# [Problem set]
1. In the passage on magnanimity, rewrite the section from "Myths and legends" to "candidate to military enrolment.", replacing "valour" with "courage".
2. According to the passage on magnanimity, who called magnanimity the highest of virtues?
3. Continue the passage on magnanimity from its last sentence.

# [Exercise passage]

▼

“the virtue of being great of mind and heart. It encompasses, usually, a refusal to be petty, a willingness to face danger, and actions for noble purposes.”

This is one definition of magnanimity.  Aristotle called it the highest of virtues; and while it may be difficult to fully articulate all of its qualities, we all recognize a magnanimous soul when we cross one.

Detail of The School of Athens by Raffaello Sa...
Detail of The School of Athens by Raffaello Sanzio, 1509, showing Plato (left) and Aristotle (right) (Photo credit: Wikipedia)

I’ve had this post sitting in my blog queue for over a month.  I know what I want to say, but it’s been difficult to pull the words together in a meaningful way.

I believe that magnanimity is a quality that those who follow religions of peace should strive to achieve.  To me, there are few things uglier than pettiness and the inability to be held accountable for one’s actions and words.

Myths and legends from many corners of the world show that honour and valour are among the essential qualities of a hero.  Even today, media campaigns call to these age-old noble characteristics when seeking everything from support of a political candidate to military enrolment.

Magnanimity, I think, creates a different kind of hero.  Not necessarily a warrior or soldier who will be remembered in song and story after their passing, but a human being who inspires us to live our own lives better.

The magnanimous are not infected by aggression or blind ambition.  They see the broader picture of life.  They see beyond the rat races and social bubbles in which the rest of us so often find ourselves.

▲

# [Data to examine]

▼

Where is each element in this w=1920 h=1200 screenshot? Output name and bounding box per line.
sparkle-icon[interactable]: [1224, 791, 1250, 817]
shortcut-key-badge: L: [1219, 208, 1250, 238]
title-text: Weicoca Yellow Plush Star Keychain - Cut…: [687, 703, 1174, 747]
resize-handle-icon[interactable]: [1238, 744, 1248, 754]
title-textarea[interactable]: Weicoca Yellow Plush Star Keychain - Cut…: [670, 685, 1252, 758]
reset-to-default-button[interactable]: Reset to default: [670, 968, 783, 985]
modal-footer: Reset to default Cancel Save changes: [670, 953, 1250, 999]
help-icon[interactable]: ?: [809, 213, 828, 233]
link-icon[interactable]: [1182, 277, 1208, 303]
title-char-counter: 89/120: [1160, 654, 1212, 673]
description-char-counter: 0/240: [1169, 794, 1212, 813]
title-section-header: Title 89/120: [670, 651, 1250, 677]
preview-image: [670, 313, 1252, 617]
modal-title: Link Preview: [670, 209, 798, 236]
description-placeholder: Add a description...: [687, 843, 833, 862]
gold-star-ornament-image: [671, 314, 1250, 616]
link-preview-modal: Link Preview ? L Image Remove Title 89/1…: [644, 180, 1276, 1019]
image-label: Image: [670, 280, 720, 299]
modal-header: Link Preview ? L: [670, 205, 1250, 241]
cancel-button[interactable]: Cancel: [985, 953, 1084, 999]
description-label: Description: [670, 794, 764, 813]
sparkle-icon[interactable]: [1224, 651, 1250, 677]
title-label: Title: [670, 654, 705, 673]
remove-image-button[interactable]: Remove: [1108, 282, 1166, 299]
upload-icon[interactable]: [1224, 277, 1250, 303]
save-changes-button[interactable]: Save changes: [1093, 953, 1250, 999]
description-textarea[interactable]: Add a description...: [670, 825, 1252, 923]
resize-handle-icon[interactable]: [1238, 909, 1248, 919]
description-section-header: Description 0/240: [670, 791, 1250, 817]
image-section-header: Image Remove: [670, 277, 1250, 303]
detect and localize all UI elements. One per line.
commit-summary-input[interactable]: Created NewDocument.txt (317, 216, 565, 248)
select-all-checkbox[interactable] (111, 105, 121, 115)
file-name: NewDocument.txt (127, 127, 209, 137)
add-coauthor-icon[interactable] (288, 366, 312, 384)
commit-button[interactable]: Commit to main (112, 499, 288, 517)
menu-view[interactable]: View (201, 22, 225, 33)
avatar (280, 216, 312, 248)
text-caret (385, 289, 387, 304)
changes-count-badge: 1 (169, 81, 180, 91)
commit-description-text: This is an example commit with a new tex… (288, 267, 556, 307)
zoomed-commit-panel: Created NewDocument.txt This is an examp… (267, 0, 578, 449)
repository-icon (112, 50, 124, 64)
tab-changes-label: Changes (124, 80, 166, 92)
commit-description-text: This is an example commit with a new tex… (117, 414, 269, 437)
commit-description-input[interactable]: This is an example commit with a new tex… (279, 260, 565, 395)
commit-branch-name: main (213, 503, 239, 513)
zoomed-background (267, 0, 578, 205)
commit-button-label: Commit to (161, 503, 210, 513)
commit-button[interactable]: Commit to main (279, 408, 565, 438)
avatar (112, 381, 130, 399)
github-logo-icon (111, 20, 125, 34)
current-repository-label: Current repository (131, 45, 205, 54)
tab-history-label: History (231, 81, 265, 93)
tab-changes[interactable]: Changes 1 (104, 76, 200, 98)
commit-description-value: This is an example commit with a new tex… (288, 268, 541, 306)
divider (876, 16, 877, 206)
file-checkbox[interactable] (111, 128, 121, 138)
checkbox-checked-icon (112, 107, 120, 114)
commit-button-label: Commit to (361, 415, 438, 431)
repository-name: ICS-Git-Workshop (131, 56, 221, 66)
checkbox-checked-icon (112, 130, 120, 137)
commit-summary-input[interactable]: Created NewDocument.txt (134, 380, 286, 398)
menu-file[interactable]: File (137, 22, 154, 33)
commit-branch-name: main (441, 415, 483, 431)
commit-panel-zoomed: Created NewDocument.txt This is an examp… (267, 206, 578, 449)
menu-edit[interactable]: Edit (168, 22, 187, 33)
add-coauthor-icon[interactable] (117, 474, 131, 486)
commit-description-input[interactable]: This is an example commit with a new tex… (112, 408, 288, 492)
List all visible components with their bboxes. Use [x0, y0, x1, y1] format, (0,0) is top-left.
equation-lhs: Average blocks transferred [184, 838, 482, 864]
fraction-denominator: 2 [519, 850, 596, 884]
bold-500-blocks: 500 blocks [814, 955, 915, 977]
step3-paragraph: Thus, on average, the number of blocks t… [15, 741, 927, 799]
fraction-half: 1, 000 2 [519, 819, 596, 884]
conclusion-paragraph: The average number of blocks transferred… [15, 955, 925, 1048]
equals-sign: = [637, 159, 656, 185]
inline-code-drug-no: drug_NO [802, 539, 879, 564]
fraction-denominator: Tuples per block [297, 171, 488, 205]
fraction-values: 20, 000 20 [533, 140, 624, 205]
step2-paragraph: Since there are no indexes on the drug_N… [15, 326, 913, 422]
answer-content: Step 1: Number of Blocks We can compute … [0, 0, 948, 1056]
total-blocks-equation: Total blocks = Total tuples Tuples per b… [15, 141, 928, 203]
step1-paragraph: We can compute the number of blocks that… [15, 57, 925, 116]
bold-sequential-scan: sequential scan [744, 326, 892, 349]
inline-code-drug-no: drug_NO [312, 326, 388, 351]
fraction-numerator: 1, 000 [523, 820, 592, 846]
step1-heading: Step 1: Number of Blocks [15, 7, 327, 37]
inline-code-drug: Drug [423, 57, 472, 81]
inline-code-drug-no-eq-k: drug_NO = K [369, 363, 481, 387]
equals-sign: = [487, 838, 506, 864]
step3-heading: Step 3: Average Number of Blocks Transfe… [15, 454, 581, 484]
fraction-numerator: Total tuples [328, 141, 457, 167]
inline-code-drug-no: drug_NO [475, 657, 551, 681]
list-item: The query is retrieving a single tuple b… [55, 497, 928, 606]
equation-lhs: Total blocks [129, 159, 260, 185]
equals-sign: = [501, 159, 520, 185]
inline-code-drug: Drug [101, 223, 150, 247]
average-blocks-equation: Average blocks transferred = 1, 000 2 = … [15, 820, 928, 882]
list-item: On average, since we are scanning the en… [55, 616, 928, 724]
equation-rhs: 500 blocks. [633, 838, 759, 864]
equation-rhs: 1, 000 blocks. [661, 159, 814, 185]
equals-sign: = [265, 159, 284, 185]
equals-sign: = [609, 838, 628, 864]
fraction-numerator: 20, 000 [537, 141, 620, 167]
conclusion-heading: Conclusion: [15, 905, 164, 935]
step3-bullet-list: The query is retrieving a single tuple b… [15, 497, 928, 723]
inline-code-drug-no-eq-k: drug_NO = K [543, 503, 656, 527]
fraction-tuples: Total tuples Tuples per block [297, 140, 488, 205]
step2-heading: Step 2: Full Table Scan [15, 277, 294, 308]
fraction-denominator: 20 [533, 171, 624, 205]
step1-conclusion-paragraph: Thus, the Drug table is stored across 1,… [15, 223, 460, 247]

▲

# [Answer section]
1.
Myths and legends from many corners of the world show that honour and courage are among the essential qualities of a hero.  Even today, media campaigns call to these age-old noble characteristics when seeking everything from support of a political candidate to military enrolment.

2. Aristotle

3.
There are moments in life when the blinders we wear are forcibly lifted, and we can all see the world as the magnanimous do.  When death takes one close to us.  When we bear children.  When we are very ill.  Whenever we are brushed with our own mortality, we see the world in a new light.

Jobs and schedules lose their power over our lives.  Long held grudges lose their significance.  All the little things move aside to let us see what really is important – be it your family, your friends, your spirituality, your art or what-have-you.

This is the frame of mind that the autumn and winter holidays instil in me.  All those clichés of goodwill and peace seem so much more plausible in the quiet of the year.  I think it harkens back to when winter itself was a brush of mortality.

It is in this frame of mind that we create magic – transcendent magic.  The sort of magic that aligns our minds and hearts with the divine that is imminent in our world.